WRITTEN EXERCISE —
Gather from the material every line that contains the string "content".

INPUT DATA —
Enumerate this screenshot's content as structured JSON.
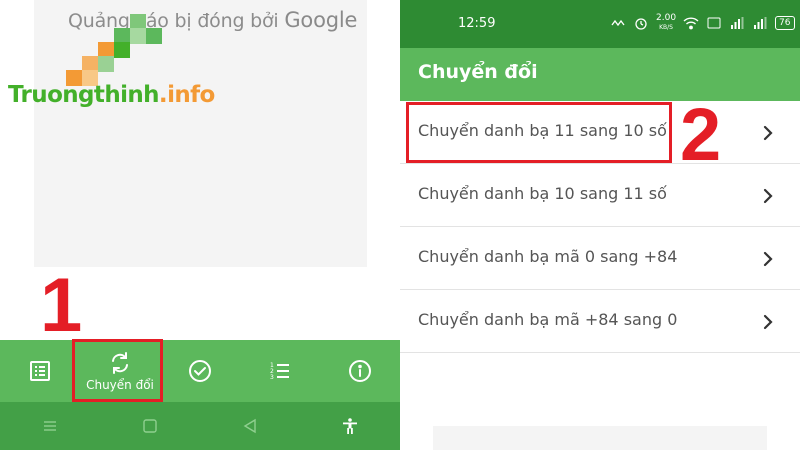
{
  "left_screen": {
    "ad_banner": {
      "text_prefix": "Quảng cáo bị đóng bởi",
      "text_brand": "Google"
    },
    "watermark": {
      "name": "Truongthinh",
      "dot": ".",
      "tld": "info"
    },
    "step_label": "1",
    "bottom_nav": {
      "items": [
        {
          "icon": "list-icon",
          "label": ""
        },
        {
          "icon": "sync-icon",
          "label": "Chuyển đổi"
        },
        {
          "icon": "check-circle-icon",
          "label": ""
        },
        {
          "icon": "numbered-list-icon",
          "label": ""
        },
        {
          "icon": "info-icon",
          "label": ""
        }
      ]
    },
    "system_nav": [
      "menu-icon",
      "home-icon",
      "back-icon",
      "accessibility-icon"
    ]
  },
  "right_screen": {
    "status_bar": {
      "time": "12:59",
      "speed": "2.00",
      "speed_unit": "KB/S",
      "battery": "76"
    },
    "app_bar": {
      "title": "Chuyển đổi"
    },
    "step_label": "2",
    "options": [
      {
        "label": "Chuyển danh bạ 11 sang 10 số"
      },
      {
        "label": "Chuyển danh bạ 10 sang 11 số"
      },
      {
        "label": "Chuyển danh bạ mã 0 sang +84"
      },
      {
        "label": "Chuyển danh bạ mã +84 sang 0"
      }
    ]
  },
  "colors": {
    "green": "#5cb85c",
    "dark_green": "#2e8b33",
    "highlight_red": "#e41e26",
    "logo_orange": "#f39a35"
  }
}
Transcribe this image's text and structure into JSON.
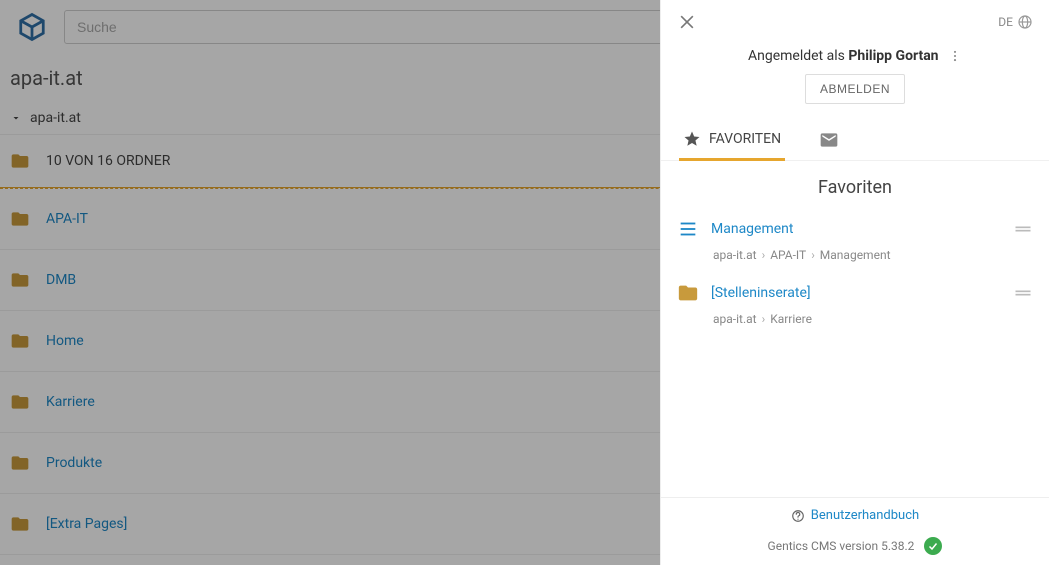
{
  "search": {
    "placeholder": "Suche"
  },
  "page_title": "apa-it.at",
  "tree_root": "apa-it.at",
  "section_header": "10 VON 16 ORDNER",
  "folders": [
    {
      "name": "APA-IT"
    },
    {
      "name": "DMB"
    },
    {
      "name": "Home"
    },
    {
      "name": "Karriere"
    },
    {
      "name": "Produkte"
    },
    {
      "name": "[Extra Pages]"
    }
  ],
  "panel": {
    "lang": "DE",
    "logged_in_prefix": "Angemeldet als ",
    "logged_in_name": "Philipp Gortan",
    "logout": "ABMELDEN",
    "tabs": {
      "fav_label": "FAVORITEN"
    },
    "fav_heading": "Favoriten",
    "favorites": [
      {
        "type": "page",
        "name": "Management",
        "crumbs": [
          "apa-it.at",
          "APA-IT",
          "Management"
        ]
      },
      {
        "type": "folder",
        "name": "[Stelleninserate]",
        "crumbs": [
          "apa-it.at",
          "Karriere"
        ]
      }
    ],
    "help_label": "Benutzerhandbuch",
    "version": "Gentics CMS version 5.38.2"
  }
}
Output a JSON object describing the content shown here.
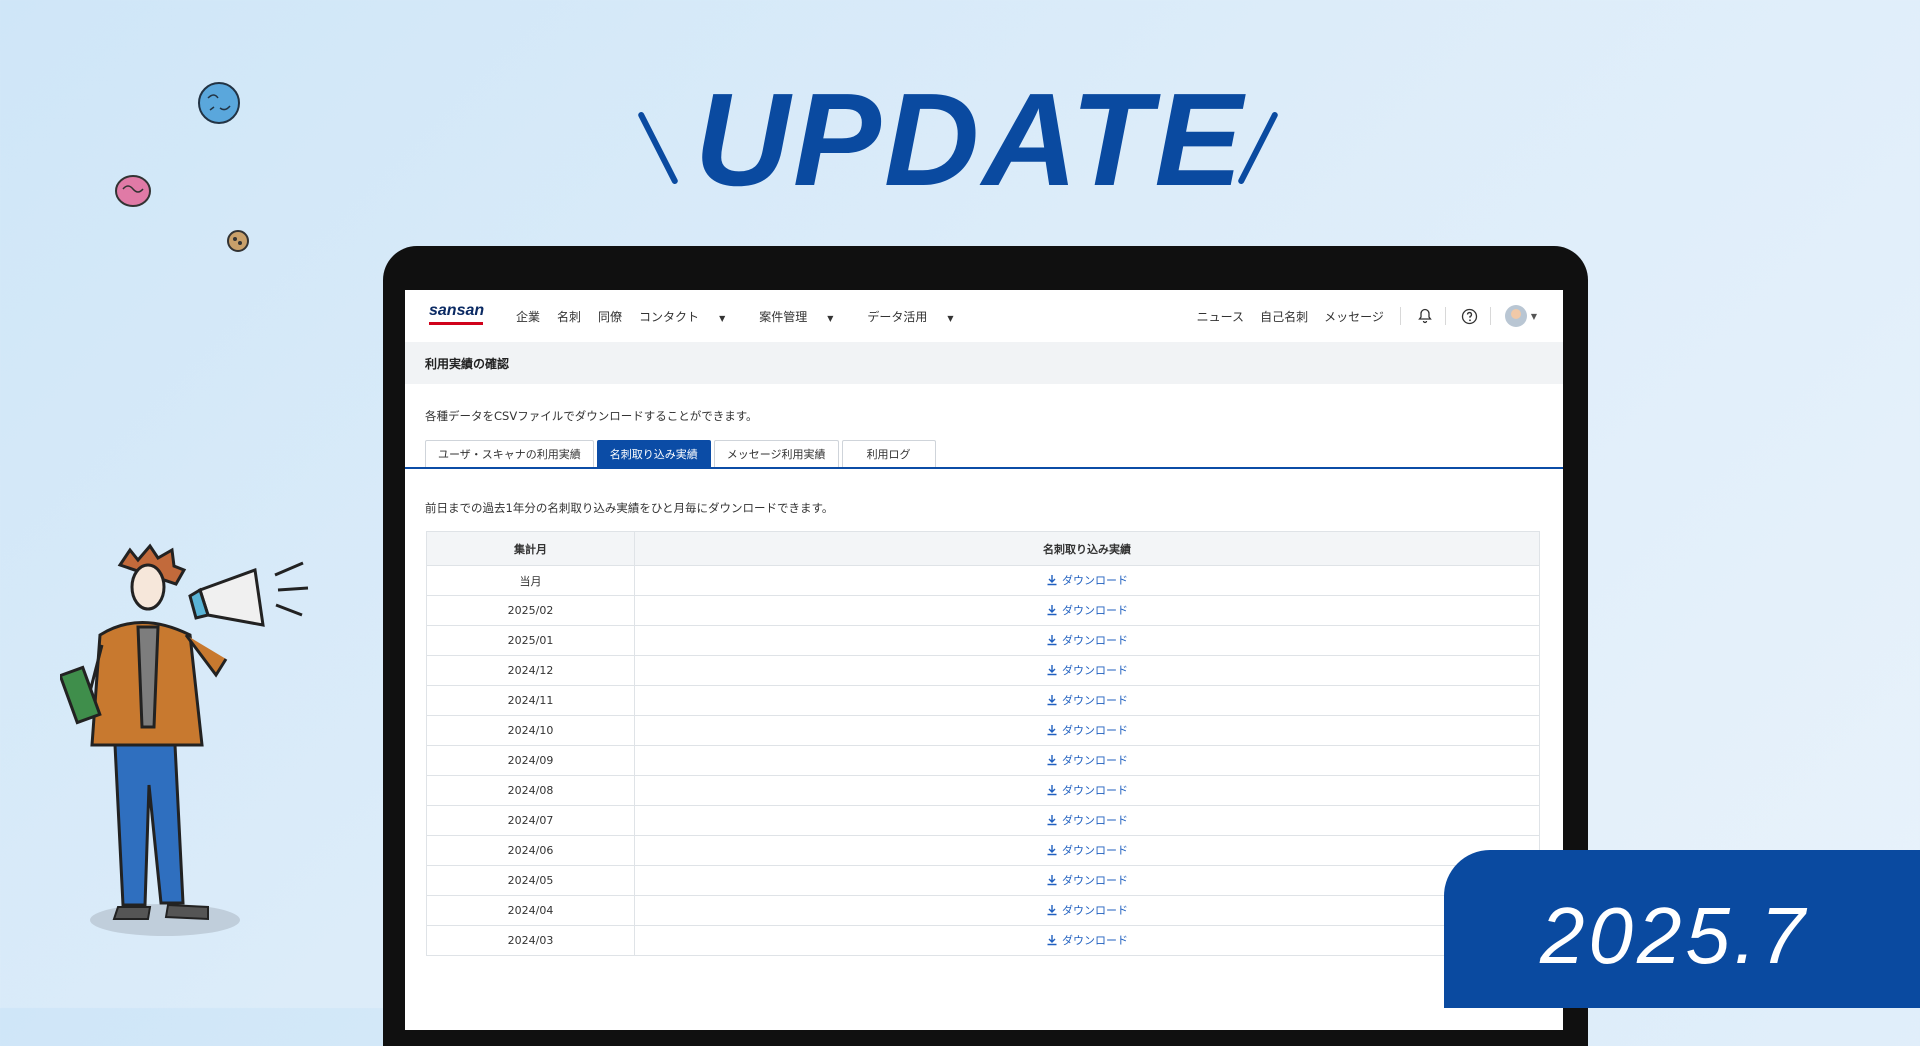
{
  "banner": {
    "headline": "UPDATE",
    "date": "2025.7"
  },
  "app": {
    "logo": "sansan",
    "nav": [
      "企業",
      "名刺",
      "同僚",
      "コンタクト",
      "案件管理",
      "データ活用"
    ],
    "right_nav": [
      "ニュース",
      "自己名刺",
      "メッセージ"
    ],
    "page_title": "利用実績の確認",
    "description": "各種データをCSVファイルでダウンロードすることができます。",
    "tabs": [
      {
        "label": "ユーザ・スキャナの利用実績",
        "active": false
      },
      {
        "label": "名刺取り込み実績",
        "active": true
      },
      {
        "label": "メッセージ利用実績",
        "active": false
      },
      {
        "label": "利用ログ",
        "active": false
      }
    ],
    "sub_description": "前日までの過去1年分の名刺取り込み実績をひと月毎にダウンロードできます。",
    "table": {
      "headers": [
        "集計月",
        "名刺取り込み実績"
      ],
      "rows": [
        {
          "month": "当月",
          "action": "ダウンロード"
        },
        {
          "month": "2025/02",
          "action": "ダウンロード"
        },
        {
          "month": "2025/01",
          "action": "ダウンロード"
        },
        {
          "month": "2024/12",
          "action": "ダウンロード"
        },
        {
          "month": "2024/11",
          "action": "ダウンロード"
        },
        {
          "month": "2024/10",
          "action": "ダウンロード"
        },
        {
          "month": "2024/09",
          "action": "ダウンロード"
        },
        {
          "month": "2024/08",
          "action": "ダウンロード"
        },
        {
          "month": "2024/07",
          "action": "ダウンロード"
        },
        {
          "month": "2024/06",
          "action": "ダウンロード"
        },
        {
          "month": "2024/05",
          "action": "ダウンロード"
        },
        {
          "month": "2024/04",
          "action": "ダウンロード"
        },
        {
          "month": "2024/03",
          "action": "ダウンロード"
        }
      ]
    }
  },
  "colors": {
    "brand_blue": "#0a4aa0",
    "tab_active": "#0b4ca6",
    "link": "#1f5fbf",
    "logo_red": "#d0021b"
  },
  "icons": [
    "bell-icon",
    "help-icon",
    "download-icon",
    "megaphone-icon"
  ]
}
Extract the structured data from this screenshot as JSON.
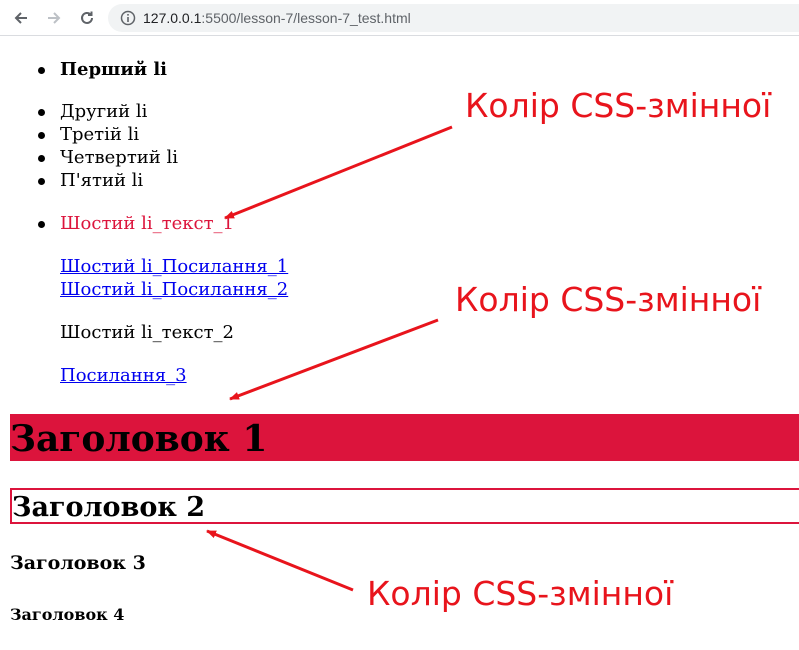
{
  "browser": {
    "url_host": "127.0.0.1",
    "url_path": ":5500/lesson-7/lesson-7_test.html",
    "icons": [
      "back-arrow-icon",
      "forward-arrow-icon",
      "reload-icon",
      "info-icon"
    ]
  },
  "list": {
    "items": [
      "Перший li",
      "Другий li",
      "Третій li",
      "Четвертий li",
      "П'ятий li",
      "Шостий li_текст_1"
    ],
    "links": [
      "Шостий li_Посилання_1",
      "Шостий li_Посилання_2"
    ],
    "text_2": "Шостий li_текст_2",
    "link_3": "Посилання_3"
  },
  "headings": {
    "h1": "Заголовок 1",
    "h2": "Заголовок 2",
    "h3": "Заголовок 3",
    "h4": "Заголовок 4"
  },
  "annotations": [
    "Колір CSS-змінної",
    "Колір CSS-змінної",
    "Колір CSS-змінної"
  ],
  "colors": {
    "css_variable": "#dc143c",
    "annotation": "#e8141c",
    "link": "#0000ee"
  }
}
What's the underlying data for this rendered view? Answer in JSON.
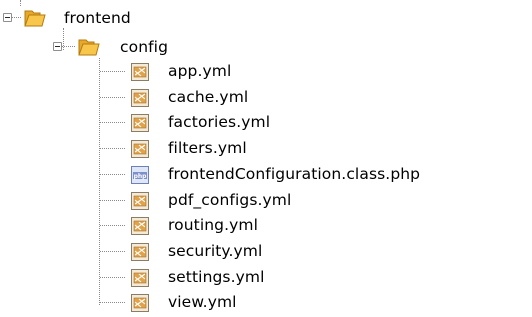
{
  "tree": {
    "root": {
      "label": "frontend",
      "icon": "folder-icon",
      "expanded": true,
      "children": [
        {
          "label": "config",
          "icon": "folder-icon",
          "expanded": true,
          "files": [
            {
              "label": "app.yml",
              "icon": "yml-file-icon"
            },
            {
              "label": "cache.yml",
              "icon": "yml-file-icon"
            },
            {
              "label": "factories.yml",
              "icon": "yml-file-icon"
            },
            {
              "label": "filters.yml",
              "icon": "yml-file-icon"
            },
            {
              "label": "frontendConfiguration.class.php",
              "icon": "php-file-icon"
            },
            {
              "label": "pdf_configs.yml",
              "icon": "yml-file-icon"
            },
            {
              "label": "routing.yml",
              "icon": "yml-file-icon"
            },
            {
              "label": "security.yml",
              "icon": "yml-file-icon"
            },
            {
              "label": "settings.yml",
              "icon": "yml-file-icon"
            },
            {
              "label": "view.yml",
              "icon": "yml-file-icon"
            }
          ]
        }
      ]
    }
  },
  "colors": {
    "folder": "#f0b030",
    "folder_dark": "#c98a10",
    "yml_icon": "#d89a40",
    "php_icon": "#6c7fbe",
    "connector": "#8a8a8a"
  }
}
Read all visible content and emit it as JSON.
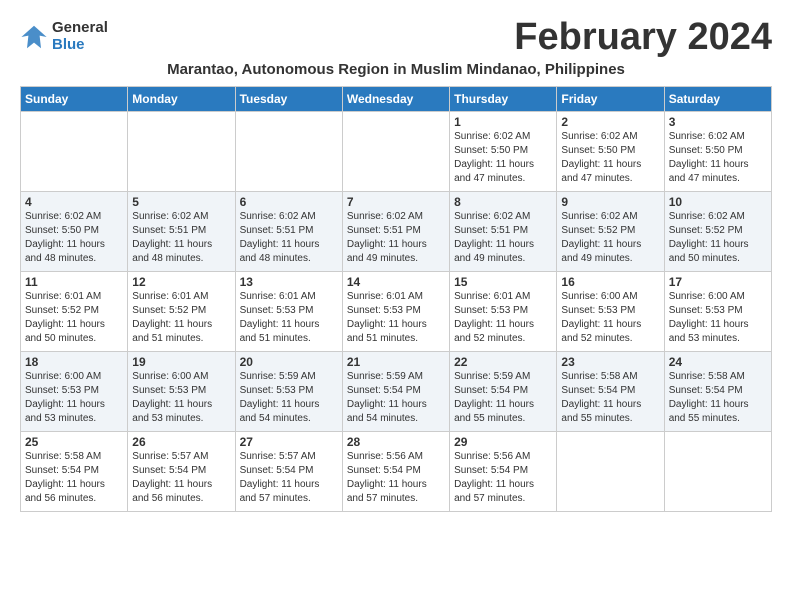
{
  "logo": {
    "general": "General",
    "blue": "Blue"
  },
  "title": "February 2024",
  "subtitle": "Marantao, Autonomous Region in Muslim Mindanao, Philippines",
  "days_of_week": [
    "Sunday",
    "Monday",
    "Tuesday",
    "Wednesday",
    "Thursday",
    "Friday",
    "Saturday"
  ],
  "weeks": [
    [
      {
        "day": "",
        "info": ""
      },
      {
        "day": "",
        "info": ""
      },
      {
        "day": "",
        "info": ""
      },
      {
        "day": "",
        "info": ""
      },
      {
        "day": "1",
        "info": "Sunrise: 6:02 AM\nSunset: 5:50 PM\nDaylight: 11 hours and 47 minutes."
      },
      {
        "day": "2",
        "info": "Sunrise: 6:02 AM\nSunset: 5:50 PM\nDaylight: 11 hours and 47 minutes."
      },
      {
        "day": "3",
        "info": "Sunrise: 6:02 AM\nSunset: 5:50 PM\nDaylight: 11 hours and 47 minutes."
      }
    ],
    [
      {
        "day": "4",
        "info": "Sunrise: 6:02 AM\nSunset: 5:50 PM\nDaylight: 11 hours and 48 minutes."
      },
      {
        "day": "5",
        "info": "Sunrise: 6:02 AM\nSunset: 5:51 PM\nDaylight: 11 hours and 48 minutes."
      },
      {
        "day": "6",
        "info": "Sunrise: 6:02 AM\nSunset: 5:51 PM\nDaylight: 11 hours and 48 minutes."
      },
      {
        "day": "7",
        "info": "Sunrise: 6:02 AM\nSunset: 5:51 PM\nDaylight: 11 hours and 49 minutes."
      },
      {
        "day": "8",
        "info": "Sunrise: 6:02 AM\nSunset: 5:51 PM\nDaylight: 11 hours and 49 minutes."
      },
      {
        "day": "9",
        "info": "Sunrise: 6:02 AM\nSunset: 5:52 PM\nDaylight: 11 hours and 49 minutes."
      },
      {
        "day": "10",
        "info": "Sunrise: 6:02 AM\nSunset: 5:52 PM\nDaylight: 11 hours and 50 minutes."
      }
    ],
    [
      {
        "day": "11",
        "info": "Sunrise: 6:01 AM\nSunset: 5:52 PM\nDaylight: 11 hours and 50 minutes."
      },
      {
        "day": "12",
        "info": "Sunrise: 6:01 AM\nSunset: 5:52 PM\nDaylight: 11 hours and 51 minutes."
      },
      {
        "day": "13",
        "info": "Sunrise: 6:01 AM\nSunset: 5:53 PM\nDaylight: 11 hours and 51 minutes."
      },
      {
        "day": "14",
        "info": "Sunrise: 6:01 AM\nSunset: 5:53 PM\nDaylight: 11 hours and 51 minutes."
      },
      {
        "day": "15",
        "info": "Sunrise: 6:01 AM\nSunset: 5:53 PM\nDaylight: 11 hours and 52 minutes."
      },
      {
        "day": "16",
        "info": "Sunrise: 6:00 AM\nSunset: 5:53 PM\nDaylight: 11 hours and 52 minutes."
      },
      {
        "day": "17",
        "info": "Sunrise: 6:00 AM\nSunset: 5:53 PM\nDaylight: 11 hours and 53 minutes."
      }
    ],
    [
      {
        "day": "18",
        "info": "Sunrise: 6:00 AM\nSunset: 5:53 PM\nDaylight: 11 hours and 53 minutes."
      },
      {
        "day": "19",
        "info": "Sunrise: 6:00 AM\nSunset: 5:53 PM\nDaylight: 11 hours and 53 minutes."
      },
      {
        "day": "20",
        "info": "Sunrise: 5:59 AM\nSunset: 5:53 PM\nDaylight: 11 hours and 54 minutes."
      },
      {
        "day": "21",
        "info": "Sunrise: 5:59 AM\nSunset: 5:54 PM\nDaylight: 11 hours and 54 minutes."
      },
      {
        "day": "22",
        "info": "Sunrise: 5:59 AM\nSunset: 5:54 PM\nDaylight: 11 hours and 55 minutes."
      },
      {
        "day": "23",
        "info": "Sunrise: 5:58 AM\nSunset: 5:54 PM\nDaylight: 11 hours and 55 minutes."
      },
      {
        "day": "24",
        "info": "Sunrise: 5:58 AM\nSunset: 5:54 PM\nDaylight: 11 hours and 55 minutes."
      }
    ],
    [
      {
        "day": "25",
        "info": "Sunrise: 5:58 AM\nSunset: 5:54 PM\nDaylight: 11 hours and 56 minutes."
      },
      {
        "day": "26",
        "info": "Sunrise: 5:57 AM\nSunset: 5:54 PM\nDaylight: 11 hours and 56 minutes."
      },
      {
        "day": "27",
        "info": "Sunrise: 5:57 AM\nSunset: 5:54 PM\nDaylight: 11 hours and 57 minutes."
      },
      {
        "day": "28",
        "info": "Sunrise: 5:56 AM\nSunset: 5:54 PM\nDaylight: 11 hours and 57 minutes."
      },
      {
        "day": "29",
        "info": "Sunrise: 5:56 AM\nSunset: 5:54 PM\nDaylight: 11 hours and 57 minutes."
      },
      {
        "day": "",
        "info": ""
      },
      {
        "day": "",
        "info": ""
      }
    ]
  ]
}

REPLY —
Enumerate this screenshot's content as structured JSON.
Output a JSON object describing the content shown here.
Read all visible content and emit it as JSON.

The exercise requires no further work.